EXERCISE DIRECTIONS: Copy every line of the data that includes the string "Микола".

Collected data entries
+++++

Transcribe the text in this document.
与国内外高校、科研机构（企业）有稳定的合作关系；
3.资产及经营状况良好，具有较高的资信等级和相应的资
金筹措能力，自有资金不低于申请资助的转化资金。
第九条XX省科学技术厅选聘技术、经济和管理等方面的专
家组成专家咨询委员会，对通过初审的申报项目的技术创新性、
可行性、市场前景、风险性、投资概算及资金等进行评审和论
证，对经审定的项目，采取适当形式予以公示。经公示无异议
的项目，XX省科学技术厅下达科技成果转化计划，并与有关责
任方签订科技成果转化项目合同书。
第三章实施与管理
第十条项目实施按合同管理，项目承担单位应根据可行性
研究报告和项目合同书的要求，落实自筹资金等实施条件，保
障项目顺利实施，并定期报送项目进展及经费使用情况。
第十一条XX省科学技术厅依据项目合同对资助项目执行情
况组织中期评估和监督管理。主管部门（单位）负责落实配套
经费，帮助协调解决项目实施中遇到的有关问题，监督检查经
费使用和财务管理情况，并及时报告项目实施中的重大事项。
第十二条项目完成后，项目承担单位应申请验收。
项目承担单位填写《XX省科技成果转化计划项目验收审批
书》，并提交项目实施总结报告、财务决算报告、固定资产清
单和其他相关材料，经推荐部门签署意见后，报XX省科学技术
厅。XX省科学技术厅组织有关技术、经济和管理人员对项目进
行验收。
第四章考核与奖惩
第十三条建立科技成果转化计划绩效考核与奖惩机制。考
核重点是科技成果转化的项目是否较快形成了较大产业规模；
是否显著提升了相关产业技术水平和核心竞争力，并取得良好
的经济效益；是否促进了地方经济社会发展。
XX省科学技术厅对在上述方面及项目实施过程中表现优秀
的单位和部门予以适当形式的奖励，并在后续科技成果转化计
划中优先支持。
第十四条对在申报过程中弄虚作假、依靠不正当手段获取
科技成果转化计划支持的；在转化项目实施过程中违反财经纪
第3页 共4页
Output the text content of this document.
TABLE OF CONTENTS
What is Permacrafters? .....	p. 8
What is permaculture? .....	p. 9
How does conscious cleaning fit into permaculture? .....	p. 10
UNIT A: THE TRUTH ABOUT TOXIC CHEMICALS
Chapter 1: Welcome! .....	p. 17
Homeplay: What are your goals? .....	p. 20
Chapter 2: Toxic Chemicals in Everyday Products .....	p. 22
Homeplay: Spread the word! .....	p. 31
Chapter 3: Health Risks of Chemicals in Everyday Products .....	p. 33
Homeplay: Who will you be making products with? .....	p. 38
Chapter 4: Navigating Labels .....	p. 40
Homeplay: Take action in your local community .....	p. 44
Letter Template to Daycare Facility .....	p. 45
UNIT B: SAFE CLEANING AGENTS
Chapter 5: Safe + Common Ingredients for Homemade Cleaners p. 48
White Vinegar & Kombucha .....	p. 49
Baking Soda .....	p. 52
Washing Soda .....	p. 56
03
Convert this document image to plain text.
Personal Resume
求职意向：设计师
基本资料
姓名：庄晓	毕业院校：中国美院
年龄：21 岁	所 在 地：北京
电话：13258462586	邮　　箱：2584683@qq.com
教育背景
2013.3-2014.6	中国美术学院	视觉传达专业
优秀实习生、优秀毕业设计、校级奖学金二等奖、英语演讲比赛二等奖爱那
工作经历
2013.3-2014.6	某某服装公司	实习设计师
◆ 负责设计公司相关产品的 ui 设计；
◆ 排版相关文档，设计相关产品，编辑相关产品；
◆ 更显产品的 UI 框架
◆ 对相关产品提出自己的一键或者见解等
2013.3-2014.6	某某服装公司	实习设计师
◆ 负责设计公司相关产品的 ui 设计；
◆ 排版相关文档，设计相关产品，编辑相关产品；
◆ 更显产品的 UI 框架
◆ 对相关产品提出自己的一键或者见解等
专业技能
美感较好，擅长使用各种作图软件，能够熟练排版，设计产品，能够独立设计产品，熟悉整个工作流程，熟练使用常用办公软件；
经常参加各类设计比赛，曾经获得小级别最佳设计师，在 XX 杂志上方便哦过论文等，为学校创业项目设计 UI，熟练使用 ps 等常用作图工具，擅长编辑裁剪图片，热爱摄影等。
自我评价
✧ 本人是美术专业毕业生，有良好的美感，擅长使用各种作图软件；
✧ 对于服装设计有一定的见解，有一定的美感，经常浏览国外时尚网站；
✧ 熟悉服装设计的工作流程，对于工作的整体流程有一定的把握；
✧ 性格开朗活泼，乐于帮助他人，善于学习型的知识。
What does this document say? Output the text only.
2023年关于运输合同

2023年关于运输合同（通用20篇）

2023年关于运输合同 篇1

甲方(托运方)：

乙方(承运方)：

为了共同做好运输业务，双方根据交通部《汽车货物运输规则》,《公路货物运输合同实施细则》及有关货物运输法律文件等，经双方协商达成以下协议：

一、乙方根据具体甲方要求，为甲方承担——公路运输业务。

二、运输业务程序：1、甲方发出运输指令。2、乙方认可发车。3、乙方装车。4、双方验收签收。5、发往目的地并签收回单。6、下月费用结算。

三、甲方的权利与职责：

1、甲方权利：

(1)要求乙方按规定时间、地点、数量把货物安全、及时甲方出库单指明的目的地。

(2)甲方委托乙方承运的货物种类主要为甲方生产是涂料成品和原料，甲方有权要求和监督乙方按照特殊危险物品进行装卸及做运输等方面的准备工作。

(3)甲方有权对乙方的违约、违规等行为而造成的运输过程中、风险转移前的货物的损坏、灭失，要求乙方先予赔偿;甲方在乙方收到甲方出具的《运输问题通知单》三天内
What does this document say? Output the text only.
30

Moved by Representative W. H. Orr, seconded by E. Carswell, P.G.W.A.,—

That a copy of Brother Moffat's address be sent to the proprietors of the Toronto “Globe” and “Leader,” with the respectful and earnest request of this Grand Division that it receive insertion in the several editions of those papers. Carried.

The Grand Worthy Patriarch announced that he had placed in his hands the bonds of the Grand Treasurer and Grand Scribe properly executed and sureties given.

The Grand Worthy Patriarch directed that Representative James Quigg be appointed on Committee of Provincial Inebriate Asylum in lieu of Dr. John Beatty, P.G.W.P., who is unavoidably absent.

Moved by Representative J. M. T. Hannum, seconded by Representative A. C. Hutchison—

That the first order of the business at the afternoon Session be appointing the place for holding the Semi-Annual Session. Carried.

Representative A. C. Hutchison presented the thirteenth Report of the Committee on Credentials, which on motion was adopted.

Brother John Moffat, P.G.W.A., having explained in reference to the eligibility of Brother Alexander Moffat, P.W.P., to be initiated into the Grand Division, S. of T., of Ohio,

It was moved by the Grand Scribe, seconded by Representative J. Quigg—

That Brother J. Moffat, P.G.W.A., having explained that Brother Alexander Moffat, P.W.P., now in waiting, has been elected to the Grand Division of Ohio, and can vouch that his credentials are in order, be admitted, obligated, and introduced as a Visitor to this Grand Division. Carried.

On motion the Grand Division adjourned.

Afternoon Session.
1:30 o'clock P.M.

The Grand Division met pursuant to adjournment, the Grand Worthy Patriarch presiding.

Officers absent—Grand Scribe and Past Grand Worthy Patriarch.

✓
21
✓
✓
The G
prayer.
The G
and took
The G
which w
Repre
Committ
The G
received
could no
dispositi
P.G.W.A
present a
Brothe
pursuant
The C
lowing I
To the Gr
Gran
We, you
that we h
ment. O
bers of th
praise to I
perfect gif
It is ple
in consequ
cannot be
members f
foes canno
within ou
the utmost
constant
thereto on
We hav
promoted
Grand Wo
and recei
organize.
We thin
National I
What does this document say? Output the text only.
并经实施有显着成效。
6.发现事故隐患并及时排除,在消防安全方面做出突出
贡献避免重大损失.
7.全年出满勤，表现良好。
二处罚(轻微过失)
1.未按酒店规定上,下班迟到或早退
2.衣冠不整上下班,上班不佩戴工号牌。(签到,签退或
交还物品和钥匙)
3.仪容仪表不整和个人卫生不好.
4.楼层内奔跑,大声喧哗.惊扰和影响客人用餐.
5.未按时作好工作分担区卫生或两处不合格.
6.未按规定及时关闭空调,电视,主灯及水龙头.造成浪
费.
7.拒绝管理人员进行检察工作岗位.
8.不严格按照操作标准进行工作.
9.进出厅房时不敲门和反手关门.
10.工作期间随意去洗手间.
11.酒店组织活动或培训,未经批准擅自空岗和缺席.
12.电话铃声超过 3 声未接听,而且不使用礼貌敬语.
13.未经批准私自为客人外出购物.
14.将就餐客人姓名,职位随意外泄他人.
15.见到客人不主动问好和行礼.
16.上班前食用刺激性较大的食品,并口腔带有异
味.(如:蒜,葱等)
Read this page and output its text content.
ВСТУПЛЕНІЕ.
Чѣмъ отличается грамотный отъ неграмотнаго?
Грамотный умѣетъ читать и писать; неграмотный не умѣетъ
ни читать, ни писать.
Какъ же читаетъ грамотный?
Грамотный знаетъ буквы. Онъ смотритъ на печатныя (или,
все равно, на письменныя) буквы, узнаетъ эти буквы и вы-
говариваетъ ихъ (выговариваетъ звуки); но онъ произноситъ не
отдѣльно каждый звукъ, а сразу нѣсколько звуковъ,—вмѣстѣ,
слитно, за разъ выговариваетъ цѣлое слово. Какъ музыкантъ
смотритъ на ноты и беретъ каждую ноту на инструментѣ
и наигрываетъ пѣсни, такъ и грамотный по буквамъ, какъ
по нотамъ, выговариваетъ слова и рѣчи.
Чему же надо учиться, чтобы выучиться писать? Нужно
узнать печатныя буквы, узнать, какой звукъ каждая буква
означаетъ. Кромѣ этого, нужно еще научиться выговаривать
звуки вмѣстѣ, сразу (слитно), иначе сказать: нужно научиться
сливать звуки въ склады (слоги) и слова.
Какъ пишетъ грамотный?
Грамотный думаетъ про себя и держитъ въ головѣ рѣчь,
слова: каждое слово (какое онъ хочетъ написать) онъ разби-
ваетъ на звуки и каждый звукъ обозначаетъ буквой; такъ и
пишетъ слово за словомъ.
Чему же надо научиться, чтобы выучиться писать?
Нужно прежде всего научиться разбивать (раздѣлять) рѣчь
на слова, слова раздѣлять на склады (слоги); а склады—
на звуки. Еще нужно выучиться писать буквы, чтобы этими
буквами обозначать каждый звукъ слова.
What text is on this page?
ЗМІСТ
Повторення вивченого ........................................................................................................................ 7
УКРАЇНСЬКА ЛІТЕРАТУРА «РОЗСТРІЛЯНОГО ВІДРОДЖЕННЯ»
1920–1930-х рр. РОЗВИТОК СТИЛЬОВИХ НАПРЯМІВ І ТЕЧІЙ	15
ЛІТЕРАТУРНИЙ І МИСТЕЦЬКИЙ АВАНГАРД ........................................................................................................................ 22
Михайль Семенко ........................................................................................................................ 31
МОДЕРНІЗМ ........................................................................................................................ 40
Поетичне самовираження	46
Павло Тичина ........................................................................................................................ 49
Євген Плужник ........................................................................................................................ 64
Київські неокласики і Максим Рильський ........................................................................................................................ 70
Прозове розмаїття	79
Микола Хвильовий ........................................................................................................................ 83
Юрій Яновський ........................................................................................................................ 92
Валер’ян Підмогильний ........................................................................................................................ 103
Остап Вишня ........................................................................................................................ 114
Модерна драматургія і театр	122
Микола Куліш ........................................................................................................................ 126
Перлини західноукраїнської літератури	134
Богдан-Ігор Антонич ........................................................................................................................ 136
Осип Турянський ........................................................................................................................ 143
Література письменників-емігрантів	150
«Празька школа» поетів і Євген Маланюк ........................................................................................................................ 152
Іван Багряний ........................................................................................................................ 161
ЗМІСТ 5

+++++

IN RESPONSE:
Микола Хвильовий ........................................................................................................................ 83
Микола Куліш ........................................................................................................................ 126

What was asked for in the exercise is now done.